__What is needed__
Search the data below for the string "Mean". Extract every line that contains it.

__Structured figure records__
>>>

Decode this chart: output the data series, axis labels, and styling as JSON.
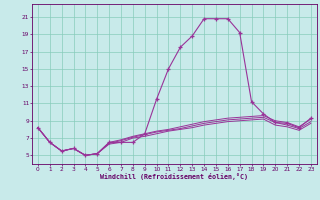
{
  "xlabel": "Windchill (Refroidissement éolien,°C)",
  "bg_color": "#c8eaea",
  "grid_color": "#88ccbb",
  "line_color": "#993399",
  "tick_color": "#660066",
  "xlim": [
    -0.5,
    23.5
  ],
  "ylim": [
    4.0,
    22.5
  ],
  "yticks": [
    5,
    7,
    9,
    11,
    13,
    15,
    17,
    19,
    21
  ],
  "xticks": [
    0,
    1,
    2,
    3,
    4,
    5,
    6,
    7,
    8,
    9,
    10,
    11,
    12,
    13,
    14,
    15,
    16,
    17,
    18,
    19,
    20,
    21,
    22,
    23
  ],
  "series": [
    {
      "x": [
        0,
        1,
        2,
        3,
        4,
        5,
        6,
        7,
        8,
        9,
        10,
        11,
        12,
        13,
        14,
        15,
        16,
        17,
        18,
        19,
        20,
        21,
        22,
        23
      ],
      "y": [
        8.2,
        6.5,
        5.5,
        5.8,
        5.0,
        5.2,
        6.5,
        6.5,
        6.5,
        7.5,
        11.5,
        15.0,
        17.5,
        18.8,
        20.8,
        20.8,
        20.8,
        19.2,
        11.2,
        9.8,
        8.8,
        8.7,
        8.2,
        9.3
      ],
      "marker": true
    },
    {
      "x": [
        0,
        1,
        2,
        3,
        4,
        5,
        6,
        7,
        8,
        9,
        10,
        11,
        12,
        13,
        14,
        15,
        16,
        17,
        18,
        19,
        20,
        21,
        22,
        23
      ],
      "y": [
        8.2,
        6.5,
        5.5,
        5.8,
        5.0,
        5.2,
        6.5,
        6.8,
        7.2,
        7.5,
        7.8,
        8.0,
        8.3,
        8.6,
        8.9,
        9.1,
        9.3,
        9.4,
        9.5,
        9.6,
        9.0,
        8.8,
        8.3,
        9.2
      ],
      "marker": false
    },
    {
      "x": [
        0,
        1,
        2,
        3,
        4,
        5,
        6,
        7,
        8,
        9,
        10,
        11,
        12,
        13,
        14,
        15,
        16,
        17,
        18,
        19,
        20,
        21,
        22,
        23
      ],
      "y": [
        8.2,
        6.5,
        5.5,
        5.8,
        5.0,
        5.2,
        6.4,
        6.7,
        7.1,
        7.4,
        7.7,
        7.9,
        8.1,
        8.4,
        8.7,
        8.9,
        9.1,
        9.2,
        9.3,
        9.4,
        8.8,
        8.5,
        8.1,
        8.9
      ],
      "marker": false
    },
    {
      "x": [
        0,
        1,
        2,
        3,
        4,
        5,
        6,
        7,
        8,
        9,
        10,
        11,
        12,
        13,
        14,
        15,
        16,
        17,
        18,
        19,
        20,
        21,
        22,
        23
      ],
      "y": [
        8.2,
        6.5,
        5.5,
        5.8,
        5.0,
        5.2,
        6.3,
        6.5,
        7.0,
        7.2,
        7.5,
        7.8,
        8.0,
        8.2,
        8.5,
        8.7,
        8.9,
        9.0,
        9.1,
        9.2,
        8.5,
        8.3,
        7.9,
        8.7
      ],
      "marker": false
    }
  ]
}
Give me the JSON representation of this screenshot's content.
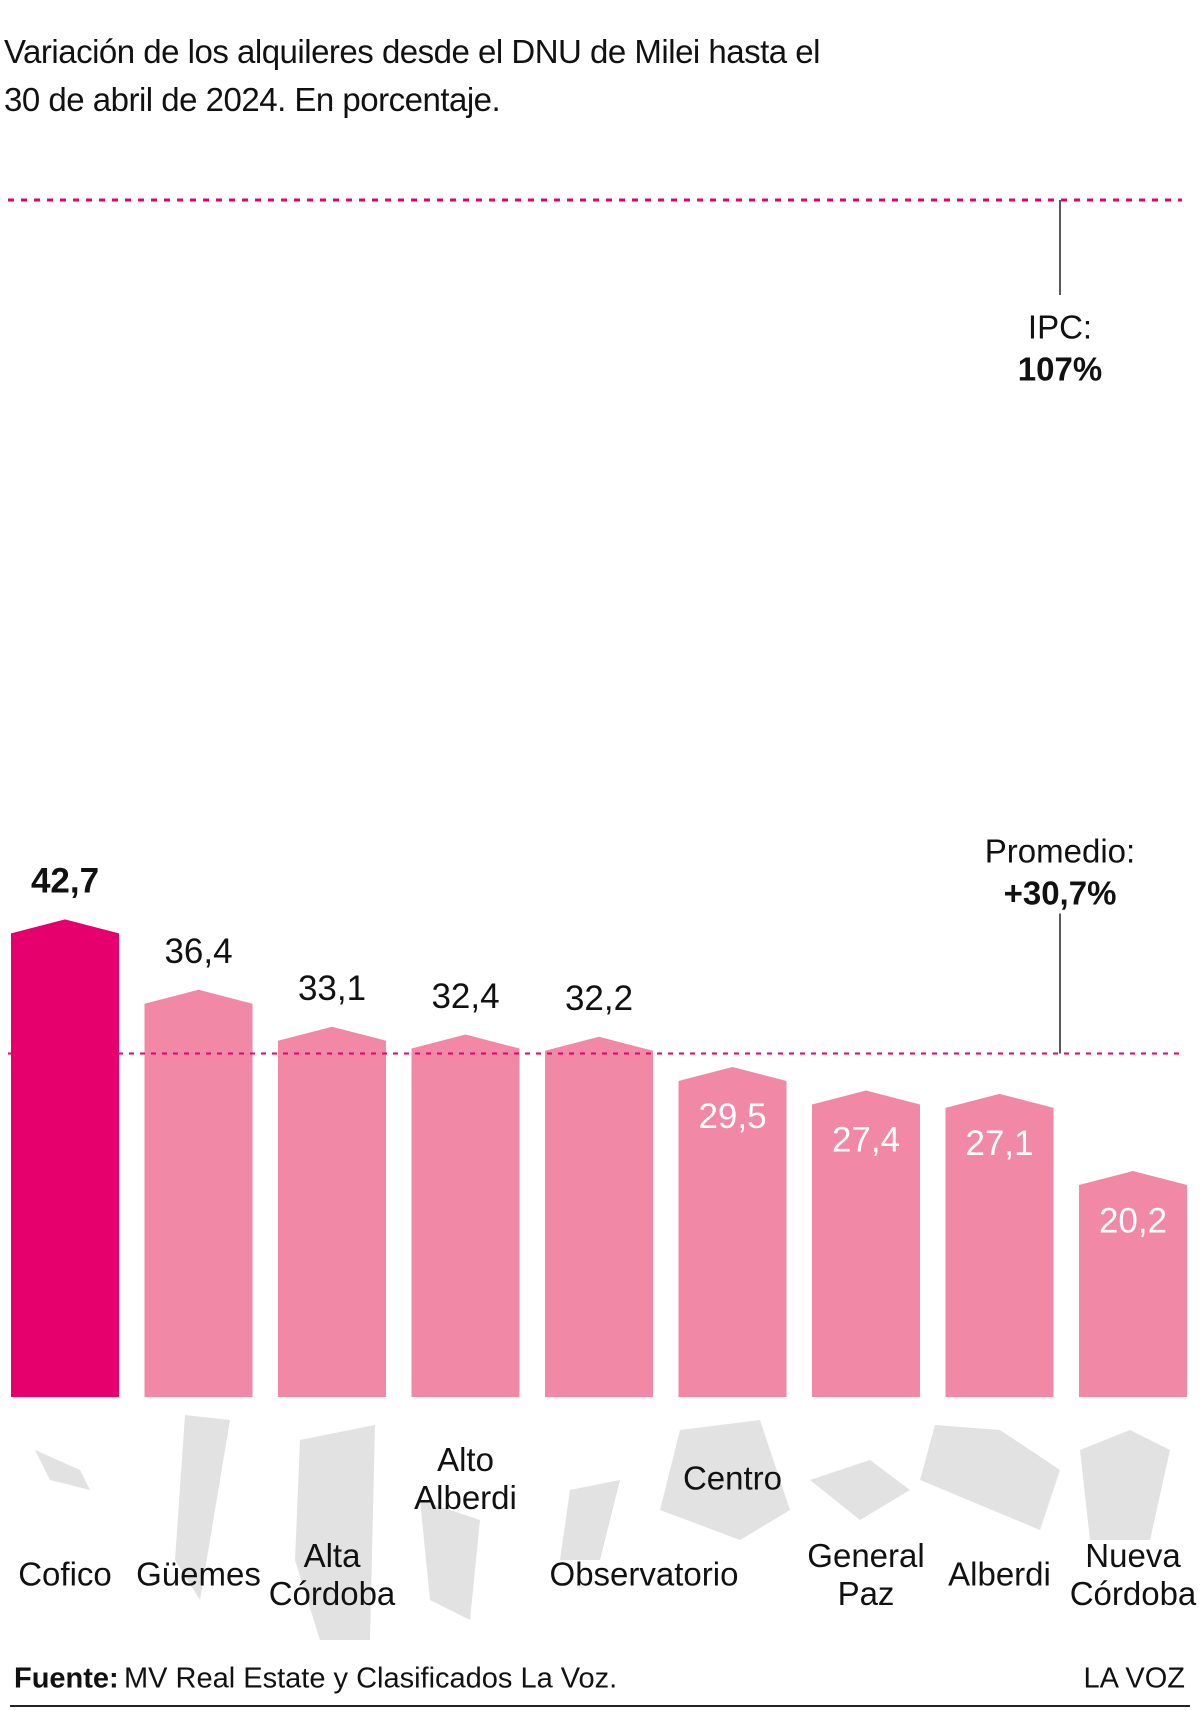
{
  "chart_data": {
    "type": "bar",
    "title": "Variación de los alquileres desde el DNU de Milei hasta el 30 de abril de 2024. En porcentaje.",
    "categories": [
      "Cofico",
      "Güemes",
      "Alta Córdoba",
      "Alto Alberdi",
      "Observatorio",
      "Centro",
      "General Paz",
      "Alberdi",
      "Nueva Córdoba"
    ],
    "values": [
      42.7,
      36.4,
      33.1,
      32.4,
      32.2,
      29.5,
      27.4,
      27.1,
      20.2
    ],
    "value_labels": [
      "42,7",
      "36,4",
      "33,1",
      "32,4",
      "32,2",
      "29,5",
      "27,4",
      "27,1",
      "20,2"
    ],
    "colors": [
      "#e5006d",
      "#f088a6",
      "#f088a6",
      "#f088a6",
      "#f088a6",
      "#f088a6",
      "#f088a6",
      "#f088a6",
      "#f088a6"
    ],
    "ylim": [
      0,
      107
    ],
    "reference_lines": [
      {
        "label": "IPC:",
        "value": 107,
        "value_label": "107%"
      },
      {
        "label": "Promedio:",
        "value": 30.7,
        "value_label": "+30,7%"
      }
    ],
    "line_color": "#e5006d"
  },
  "footer": {
    "source_label": "Fuente:",
    "source_text": "MV Real Estate y Clasificados La Voz.",
    "brand": "LA VOZ"
  }
}
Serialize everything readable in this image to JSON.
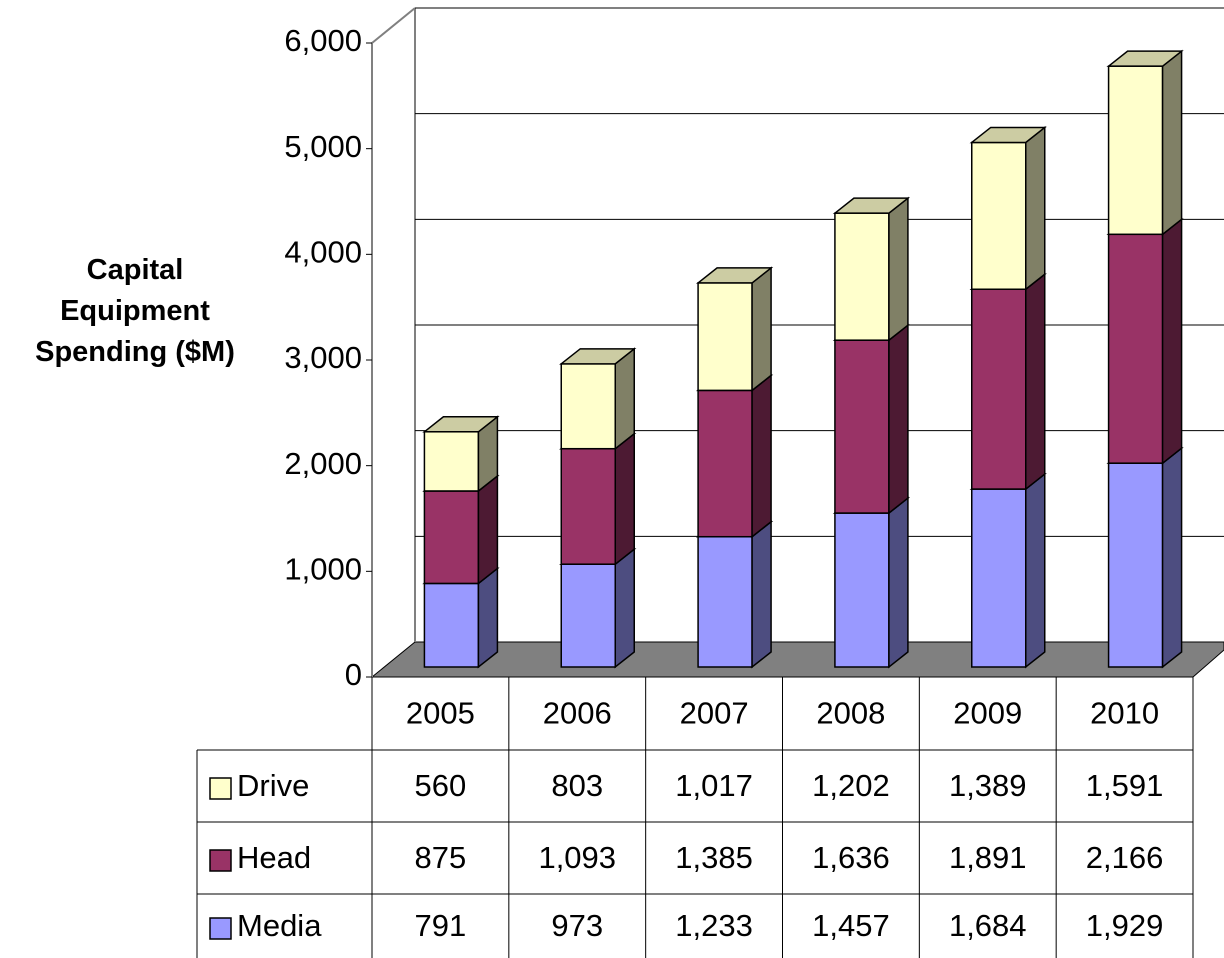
{
  "chart_data": {
    "type": "bar3d_stacked",
    "y_label": "Capital Equipment Spending ($M)",
    "categories": [
      "2005",
      "2006",
      "2007",
      "2008",
      "2009",
      "2010"
    ],
    "series": [
      {
        "name": "Media",
        "color": "#9999ff",
        "values": [
          791,
          973,
          1233,
          1457,
          1684,
          1929
        ],
        "value_labels": [
          "791",
          "973",
          "1,233",
          "1,457",
          "1,684",
          "1,929"
        ]
      },
      {
        "name": "Head",
        "color": "#993366",
        "values": [
          875,
          1093,
          1385,
          1636,
          1891,
          2166
        ],
        "value_labels": [
          "875",
          "1,093",
          "1,385",
          "1,636",
          "1,891",
          "2,166"
        ]
      },
      {
        "name": "Drive",
        "color": "#ffffcc",
        "values": [
          560,
          803,
          1017,
          1202,
          1389,
          1591
        ],
        "value_labels": [
          "560",
          "803",
          "1,017",
          "1,202",
          "1,389",
          "1,591"
        ]
      }
    ],
    "ylim": [
      0,
      6000
    ],
    "yticks": [
      0,
      {
        "value": 1000,
        "label": "1,000"
      },
      {
        "value": 2000,
        "label": "2,000"
      },
      {
        "value": 3000,
        "label": "3,000"
      },
      {
        "value": 4000,
        "label": "4,000"
      },
      {
        "value": 5000,
        "label": "5,000"
      },
      {
        "value": 6000,
        "label": "6,000"
      }
    ],
    "grid": true
  }
}
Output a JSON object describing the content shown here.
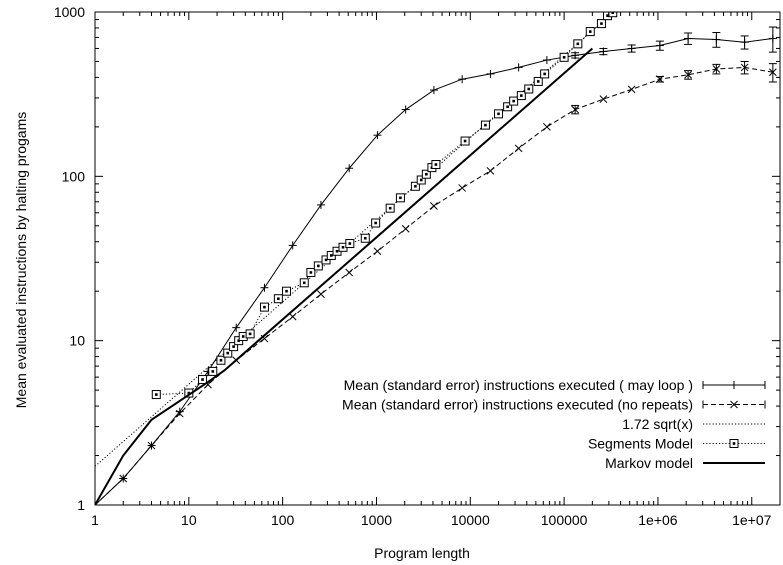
{
  "chart_data": {
    "type": "line",
    "xscale": "log",
    "yscale": "log",
    "xlim": [
      1,
      20000000
    ],
    "ylim": [
      1,
      1000
    ],
    "xlabel": "Program length",
    "ylabel": "Mean evaluated instructions by halting progams",
    "grid": false,
    "legend_position": "bottom-right",
    "x_ticks": [
      {
        "v": 1,
        "label": "1"
      },
      {
        "v": 10,
        "label": "10"
      },
      {
        "v": 100,
        "label": "100"
      },
      {
        "v": 1000,
        "label": "1000"
      },
      {
        "v": 10000,
        "label": "10000"
      },
      {
        "v": 100000,
        "label": "100000"
      },
      {
        "v": 1000000,
        "label": "1e+06"
      },
      {
        "v": 10000000,
        "label": "1e+07"
      }
    ],
    "y_ticks": [
      {
        "v": 1,
        "label": "1"
      },
      {
        "v": 10,
        "label": "10"
      },
      {
        "v": 100,
        "label": "100"
      },
      {
        "v": 1000,
        "label": "1000"
      }
    ],
    "series": [
      {
        "name": "Mean (standard error) instructions executed  ( may loop )",
        "style": "solid-thin",
        "marker": "plus",
        "points": [
          [
            1,
            1
          ],
          [
            2,
            1.45
          ],
          [
            4,
            2.3
          ],
          [
            8,
            3.7
          ],
          [
            16,
            6.5
          ],
          [
            32,
            12
          ],
          [
            64,
            21
          ],
          [
            128,
            38
          ],
          [
            256,
            67
          ],
          [
            512,
            112
          ],
          [
            1024,
            178
          ],
          [
            2048,
            255
          ],
          [
            4096,
            335
          ],
          [
            8192,
            390
          ],
          [
            16384,
            420
          ],
          [
            32768,
            460
          ],
          [
            65536,
            510
          ],
          [
            131072,
            545
          ],
          [
            262144,
            575
          ],
          [
            524288,
            600
          ],
          [
            1048576,
            625
          ],
          [
            2097152,
            690
          ],
          [
            4194304,
            680
          ],
          [
            8388608,
            655
          ],
          [
            16777216,
            690
          ]
        ],
        "errors": [
          0,
          0,
          0,
          0,
          0,
          0,
          0,
          0,
          0,
          0,
          0,
          0,
          0,
          0,
          0,
          0,
          0,
          20,
          25,
          30,
          40,
          55,
          70,
          60,
          120
        ]
      },
      {
        "name": "Mean (standard error) instructions executed (no repeats)",
        "style": "dashed",
        "marker": "x",
        "points": [
          [
            1,
            1
          ],
          [
            2,
            1.45
          ],
          [
            4,
            2.3
          ],
          [
            8,
            3.6
          ],
          [
            16,
            5.4
          ],
          [
            32,
            7.6
          ],
          [
            64,
            10.3
          ],
          [
            128,
            14
          ],
          [
            256,
            19.2
          ],
          [
            512,
            26
          ],
          [
            1024,
            35
          ],
          [
            2048,
            48
          ],
          [
            4096,
            66
          ],
          [
            8192,
            85
          ],
          [
            16384,
            108
          ],
          [
            32768,
            148
          ],
          [
            65536,
            200
          ],
          [
            131072,
            255
          ],
          [
            262144,
            295
          ],
          [
            524288,
            338
          ],
          [
            1048576,
            390
          ],
          [
            2097152,
            415
          ],
          [
            4194304,
            450
          ],
          [
            8388608,
            460
          ],
          [
            16777216,
            430
          ]
        ],
        "errors": [
          0,
          0,
          0,
          0,
          0,
          0,
          0,
          0,
          0,
          0,
          0,
          0,
          0,
          0,
          0,
          0,
          0,
          15,
          0,
          0,
          15,
          25,
          30,
          40,
          55
        ]
      },
      {
        "name": "1.72 sqrt(x)",
        "style": "dotted",
        "marker": "none",
        "coef": 1.72
      },
      {
        "name": "Segments Model",
        "style": "dotted",
        "marker": "square",
        "points": [
          [
            4.5,
            4.7
          ],
          [
            10,
            4.8
          ],
          [
            14,
            5.8
          ],
          [
            18,
            6.5
          ],
          [
            22,
            7.6
          ],
          [
            26,
            8.4
          ],
          [
            30,
            9.2
          ],
          [
            34,
            10
          ],
          [
            38,
            10.6
          ],
          [
            45,
            11
          ],
          [
            64,
            16
          ],
          [
            90,
            18
          ],
          [
            110,
            20
          ],
          [
            170,
            22.5
          ],
          [
            200,
            26
          ],
          [
            240,
            28.5
          ],
          [
            290,
            31
          ],
          [
            330,
            33
          ],
          [
            380,
            35
          ],
          [
            440,
            37
          ],
          [
            520,
            39
          ],
          [
            760,
            42
          ],
          [
            980,
            52
          ],
          [
            1400,
            64
          ],
          [
            1800,
            74
          ],
          [
            2600,
            87
          ],
          [
            3000,
            95
          ],
          [
            3400,
            103
          ],
          [
            3900,
            113
          ],
          [
            4300,
            118
          ],
          [
            8800,
            164
          ],
          [
            14500,
            205
          ],
          [
            20000,
            240
          ],
          [
            25000,
            265
          ],
          [
            29000,
            287
          ],
          [
            35000,
            310
          ],
          [
            42000,
            340
          ],
          [
            53000,
            378
          ],
          [
            62000,
            420
          ],
          [
            100000,
            530
          ],
          [
            140000,
            640
          ],
          [
            190000,
            760
          ],
          [
            250000,
            850
          ],
          [
            290000,
            950
          ],
          [
            330000,
            990
          ]
        ]
      },
      {
        "name": "Markov model",
        "style": "solid-thick",
        "marker": "none",
        "points": [
          [
            1,
            1
          ],
          [
            2,
            2
          ],
          [
            4,
            3.3
          ],
          [
            8,
            4.3
          ],
          [
            16,
            5.6
          ],
          [
            24,
            6.6
          ],
          [
            200000,
            600
          ]
        ]
      }
    ]
  }
}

<<<

__Task answer__
    "ylabel": "Mean evaluated instructions by halting progams",
        "name": "Mean (standard error) instructions executed  ( may loop )",
        "name": "Mean (standard error) instructions executed (no repeats)",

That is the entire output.